* WHAT TO DO
Write out every line of the data below word for word, changing nothing.

[start RAW RECORDS]

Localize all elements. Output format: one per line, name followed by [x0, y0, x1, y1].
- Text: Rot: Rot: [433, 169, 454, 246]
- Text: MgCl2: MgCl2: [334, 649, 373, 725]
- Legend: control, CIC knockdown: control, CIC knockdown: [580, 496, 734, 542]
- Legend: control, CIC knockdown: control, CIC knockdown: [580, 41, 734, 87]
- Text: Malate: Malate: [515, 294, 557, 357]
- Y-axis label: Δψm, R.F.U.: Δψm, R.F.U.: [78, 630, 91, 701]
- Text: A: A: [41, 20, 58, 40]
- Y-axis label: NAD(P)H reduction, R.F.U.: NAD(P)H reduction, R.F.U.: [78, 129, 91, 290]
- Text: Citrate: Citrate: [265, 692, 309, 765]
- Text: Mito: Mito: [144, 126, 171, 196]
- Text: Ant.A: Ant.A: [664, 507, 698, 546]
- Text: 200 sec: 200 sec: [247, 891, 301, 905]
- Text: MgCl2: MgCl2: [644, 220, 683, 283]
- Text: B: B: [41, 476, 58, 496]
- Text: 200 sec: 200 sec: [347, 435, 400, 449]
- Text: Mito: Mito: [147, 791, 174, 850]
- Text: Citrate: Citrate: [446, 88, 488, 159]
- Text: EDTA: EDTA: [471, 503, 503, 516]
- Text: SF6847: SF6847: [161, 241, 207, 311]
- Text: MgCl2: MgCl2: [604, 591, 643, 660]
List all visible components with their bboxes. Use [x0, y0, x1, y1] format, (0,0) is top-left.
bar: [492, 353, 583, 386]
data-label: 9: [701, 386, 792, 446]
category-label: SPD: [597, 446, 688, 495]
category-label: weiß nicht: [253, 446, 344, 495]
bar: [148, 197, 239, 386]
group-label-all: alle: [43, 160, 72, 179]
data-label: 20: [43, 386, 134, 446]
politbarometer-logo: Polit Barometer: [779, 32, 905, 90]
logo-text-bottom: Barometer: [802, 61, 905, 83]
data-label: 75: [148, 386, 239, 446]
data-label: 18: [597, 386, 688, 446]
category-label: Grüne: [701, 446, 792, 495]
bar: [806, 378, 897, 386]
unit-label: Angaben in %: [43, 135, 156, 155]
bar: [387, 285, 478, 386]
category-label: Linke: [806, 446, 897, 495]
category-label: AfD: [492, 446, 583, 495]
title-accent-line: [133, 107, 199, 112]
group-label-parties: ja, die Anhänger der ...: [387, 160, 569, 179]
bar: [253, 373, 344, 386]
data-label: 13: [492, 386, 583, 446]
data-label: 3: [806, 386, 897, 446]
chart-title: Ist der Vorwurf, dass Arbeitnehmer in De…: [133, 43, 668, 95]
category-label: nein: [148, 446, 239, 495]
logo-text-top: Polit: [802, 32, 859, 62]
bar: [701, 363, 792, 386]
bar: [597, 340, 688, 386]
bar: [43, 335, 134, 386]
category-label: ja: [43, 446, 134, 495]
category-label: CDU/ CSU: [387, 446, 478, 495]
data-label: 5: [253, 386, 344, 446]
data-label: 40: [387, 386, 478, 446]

[end RAW RECORDS]

* RESPONSE TO THE TASK
Localize all elements. Output format: one per line, name followed by [x0, y0, x1, y1].
- Text: Rot: Rot: [433, 169, 454, 246]
- Text: MgCl2: MgCl2: [334, 649, 373, 725]
- Legend: control, CIC knockdown: control, CIC knockdown: [580, 496, 734, 542]
- Legend: control, CIC knockdown: control, CIC knockdown: [580, 41, 734, 87]
- Text: Malate: Malate: [515, 294, 557, 357]
- Y-axis label: Δψm, R.F.U.: Δψm, R.F.U.: [78, 630, 91, 701]
- Text: A: A: [41, 20, 58, 40]
- Y-axis label: NAD(P)H reduction, R.F.U.: NAD(P)H reduction, R.F.U.: [78, 129, 91, 290]
- Text: Citrate: Citrate: [265, 692, 309, 765]
- Text: Mito: Mito: [144, 126, 171, 196]
- Text: Ant.A: Ant.A: [664, 507, 698, 546]
- Text: 200 sec: 200 sec: [247, 891, 301, 905]
- Text: MgCl2: MgCl2: [644, 220, 683, 283]
- Text: B: B: [41, 476, 58, 496]
- Text: 200 sec: 200 sec: [347, 435, 400, 449]
- Text: Mito: Mito: [147, 791, 174, 850]
- Text: Citrate: Citrate: [446, 88, 488, 159]
- Text: EDTA: EDTA: [471, 503, 503, 516]
- Text: SF6847: SF6847: [161, 241, 207, 311]
- Text: MgCl2: MgCl2: [604, 591, 643, 660]
List all visible components with their bboxes. Use [x0, y0, x1, y1] format, (0,0) is top-left.
bar: [492, 353, 583, 386]
data-label: 9: [701, 386, 792, 446]
category-label: SPD: [597, 446, 688, 495]
category-label: weiß nicht: [253, 446, 344, 495]
bar: [148, 197, 239, 386]
group-label-all: alle: [43, 160, 72, 179]
data-label: 20: [43, 386, 134, 446]
politbarometer-logo: Polit Barometer: [779, 32, 905, 90]
logo-text-bottom: Barometer: [802, 61, 905, 83]
data-label: 75: [148, 386, 239, 446]
data-label: 18: [597, 386, 688, 446]
category-label: Grüne: [701, 446, 792, 495]
bar: [806, 378, 897, 386]
unit-label: Angaben in %: [43, 135, 156, 155]
bar: [387, 285, 478, 386]
category-label: Linke: [806, 446, 897, 495]
category-label: AfD: [492, 446, 583, 495]
title-accent-line: [133, 107, 199, 112]
group-label-parties: ja, die Anhänger der ...: [387, 160, 569, 179]
bar: [253, 373, 344, 386]
data-label: 13: [492, 386, 583, 446]
data-label: 3: [806, 386, 897, 446]
chart-title: Ist der Vorwurf, dass Arbeitnehmer in De…: [133, 43, 668, 95]
category-label: nein: [148, 446, 239, 495]
logo-text-top: Polit: [802, 32, 859, 62]
bar: [701, 363, 792, 386]
bar: [597, 340, 688, 386]
bar: [43, 335, 134, 386]
category-label: ja: [43, 446, 134, 495]
category-label: CDU/ CSU: [387, 446, 478, 495]
data-label: 5: [253, 386, 344, 446]
data-label: 40: [387, 386, 478, 446]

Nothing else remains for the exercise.